— Start —
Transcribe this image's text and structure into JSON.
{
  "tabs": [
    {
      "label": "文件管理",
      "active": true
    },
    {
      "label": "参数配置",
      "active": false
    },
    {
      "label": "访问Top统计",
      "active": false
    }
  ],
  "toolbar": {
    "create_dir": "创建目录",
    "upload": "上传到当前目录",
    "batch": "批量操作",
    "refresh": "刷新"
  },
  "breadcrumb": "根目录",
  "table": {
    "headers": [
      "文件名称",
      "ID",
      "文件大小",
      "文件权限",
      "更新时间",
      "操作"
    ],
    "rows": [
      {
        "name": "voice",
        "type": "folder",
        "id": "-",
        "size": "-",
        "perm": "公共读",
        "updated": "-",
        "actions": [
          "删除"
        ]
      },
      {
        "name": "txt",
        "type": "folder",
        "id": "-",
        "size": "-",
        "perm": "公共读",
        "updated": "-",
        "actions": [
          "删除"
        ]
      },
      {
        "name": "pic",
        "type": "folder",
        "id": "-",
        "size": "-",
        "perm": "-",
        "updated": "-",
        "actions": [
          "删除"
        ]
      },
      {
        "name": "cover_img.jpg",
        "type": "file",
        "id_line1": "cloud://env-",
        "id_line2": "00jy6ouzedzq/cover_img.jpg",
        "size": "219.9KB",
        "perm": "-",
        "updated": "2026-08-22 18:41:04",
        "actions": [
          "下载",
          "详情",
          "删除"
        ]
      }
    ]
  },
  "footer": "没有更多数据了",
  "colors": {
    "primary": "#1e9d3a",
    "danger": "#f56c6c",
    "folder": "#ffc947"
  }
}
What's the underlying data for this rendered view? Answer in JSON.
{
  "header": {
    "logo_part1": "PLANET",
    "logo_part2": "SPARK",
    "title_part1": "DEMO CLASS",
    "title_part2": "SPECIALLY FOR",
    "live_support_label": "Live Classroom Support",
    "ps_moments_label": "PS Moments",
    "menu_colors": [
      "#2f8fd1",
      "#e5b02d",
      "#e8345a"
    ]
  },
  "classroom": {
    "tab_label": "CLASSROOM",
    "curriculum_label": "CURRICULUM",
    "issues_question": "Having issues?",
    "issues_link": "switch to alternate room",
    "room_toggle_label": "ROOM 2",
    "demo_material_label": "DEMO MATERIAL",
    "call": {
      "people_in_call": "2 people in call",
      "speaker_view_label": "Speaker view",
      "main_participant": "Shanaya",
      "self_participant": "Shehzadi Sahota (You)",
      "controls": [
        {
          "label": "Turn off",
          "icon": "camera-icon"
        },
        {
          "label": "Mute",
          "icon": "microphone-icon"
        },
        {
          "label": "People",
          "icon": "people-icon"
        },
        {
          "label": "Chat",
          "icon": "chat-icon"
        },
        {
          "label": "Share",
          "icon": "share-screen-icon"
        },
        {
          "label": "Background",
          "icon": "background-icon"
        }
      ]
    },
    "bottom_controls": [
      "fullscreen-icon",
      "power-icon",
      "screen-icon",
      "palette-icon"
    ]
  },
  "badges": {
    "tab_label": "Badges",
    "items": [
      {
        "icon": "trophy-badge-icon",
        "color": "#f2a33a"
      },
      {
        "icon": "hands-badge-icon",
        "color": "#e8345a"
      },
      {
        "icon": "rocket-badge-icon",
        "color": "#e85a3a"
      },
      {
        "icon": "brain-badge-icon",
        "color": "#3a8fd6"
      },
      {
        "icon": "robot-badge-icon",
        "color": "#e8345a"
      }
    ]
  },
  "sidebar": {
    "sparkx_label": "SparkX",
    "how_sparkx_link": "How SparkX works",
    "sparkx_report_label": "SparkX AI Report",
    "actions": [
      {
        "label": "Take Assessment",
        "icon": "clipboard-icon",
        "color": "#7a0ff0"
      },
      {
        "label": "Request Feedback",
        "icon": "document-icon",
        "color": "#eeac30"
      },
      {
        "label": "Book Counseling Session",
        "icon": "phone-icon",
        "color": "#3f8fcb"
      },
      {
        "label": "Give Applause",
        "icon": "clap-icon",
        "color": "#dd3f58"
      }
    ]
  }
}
— End —
» **The exercise**: Above are the records; copy all of them exactly.

» **Result for this task**:
Transcribe this image's text and structure into JSON.
{
  "tabs": [
    {
      "label": "文件管理",
      "active": true
    },
    {
      "label": "参数配置",
      "active": false
    },
    {
      "label": "访问Top统计",
      "active": false
    }
  ],
  "toolbar": {
    "create_dir": "创建目录",
    "upload": "上传到当前目录",
    "batch": "批量操作",
    "refresh": "刷新"
  },
  "breadcrumb": "根目录",
  "table": {
    "headers": [
      "文件名称",
      "ID",
      "文件大小",
      "文件权限",
      "更新时间",
      "操作"
    ],
    "rows": [
      {
        "name": "voice",
        "type": "folder",
        "id": "-",
        "size": "-",
        "perm": "公共读",
        "updated": "-",
        "actions": [
          "删除"
        ]
      },
      {
        "name": "txt",
        "type": "folder",
        "id": "-",
        "size": "-",
        "perm": "公共读",
        "updated": "-",
        "actions": [
          "删除"
        ]
      },
      {
        "name": "pic",
        "type": "folder",
        "id": "-",
        "size": "-",
        "perm": "-",
        "updated": "-",
        "actions": [
          "删除"
        ]
      },
      {
        "name": "cover_img.jpg",
        "type": "file",
        "id_line1": "cloud://env-",
        "id_line2": "00jy6ouzedzq/cover_img.jpg",
        "size": "219.9KB",
        "perm": "-",
        "updated": "2026-08-22 18:41:04",
        "actions": [
          "下载",
          "详情",
          "删除"
        ]
      }
    ]
  },
  "footer": "没有更多数据了",
  "colors": {
    "primary": "#1e9d3a",
    "danger": "#f56c6c",
    "folder": "#ffc947"
  }
}
What's the underlying data for this rendered view? Answer in JSON.
{
  "header": {
    "logo_part1": "PLANET",
    "logo_part2": "SPARK",
    "title_part1": "DEMO CLASS",
    "title_part2": "SPECIALLY FOR",
    "live_support_label": "Live Classroom Support",
    "ps_moments_label": "PS Moments",
    "menu_colors": [
      "#2f8fd1",
      "#e5b02d",
      "#e8345a"
    ]
  },
  "classroom": {
    "tab_label": "CLASSROOM",
    "curriculum_label": "CURRICULUM",
    "issues_question": "Having issues?",
    "issues_link": "switch to alternate room",
    "room_toggle_label": "ROOM 2",
    "demo_material_label": "DEMO MATERIAL",
    "call": {
      "people_in_call": "2 people in call",
      "speaker_view_label": "Speaker view",
      "main_participant": "Shanaya",
      "self_participant": "Shehzadi Sahota (You)",
      "controls": [
        {
          "label": "Turn off",
          "icon": "camera-icon"
        },
        {
          "label": "Mute",
          "icon": "microphone-icon"
        },
        {
          "label": "People",
          "icon": "people-icon"
        },
        {
          "label": "Chat",
          "icon": "chat-icon"
        },
        {
          "label": "Share",
          "icon": "share-screen-icon"
        },
        {
          "label": "Background",
          "icon": "background-icon"
        }
      ]
    },
    "bottom_controls": [
      "fullscreen-icon",
      "power-icon",
      "screen-icon",
      "palette-icon"
    ]
  },
  "badges": {
    "tab_label": "Badges",
    "items": [
      {
        "icon": "trophy-badge-icon",
        "color": "#f2a33a"
      },
      {
        "icon": "hands-badge-icon",
        "color": "#e8345a"
      },
      {
        "icon": "rocket-badge-icon",
        "color": "#e85a3a"
      },
      {
        "icon": "brain-badge-icon",
        "color": "#3a8fd6"
      },
      {
        "icon": "robot-badge-icon",
        "color": "#e8345a"
      }
    ]
  },
  "sidebar": {
    "sparkx_label": "SparkX",
    "how_sparkx_link": "How SparkX works",
    "sparkx_report_label": "SparkX AI Report",
    "actions": [
      {
        "label": "Take Assessment",
        "icon": "clipboard-icon",
        "color": "#7a0ff0"
      },
      {
        "label": "Request Feedback",
        "icon": "document-icon",
        "color": "#eeac30"
      },
      {
        "label": "Book Counseling Session",
        "icon": "phone-icon",
        "color": "#3f8fcb"
      },
      {
        "label": "Give Applause",
        "icon": "clap-icon",
        "color": "#dd3f58"
      }
    ]
  }
}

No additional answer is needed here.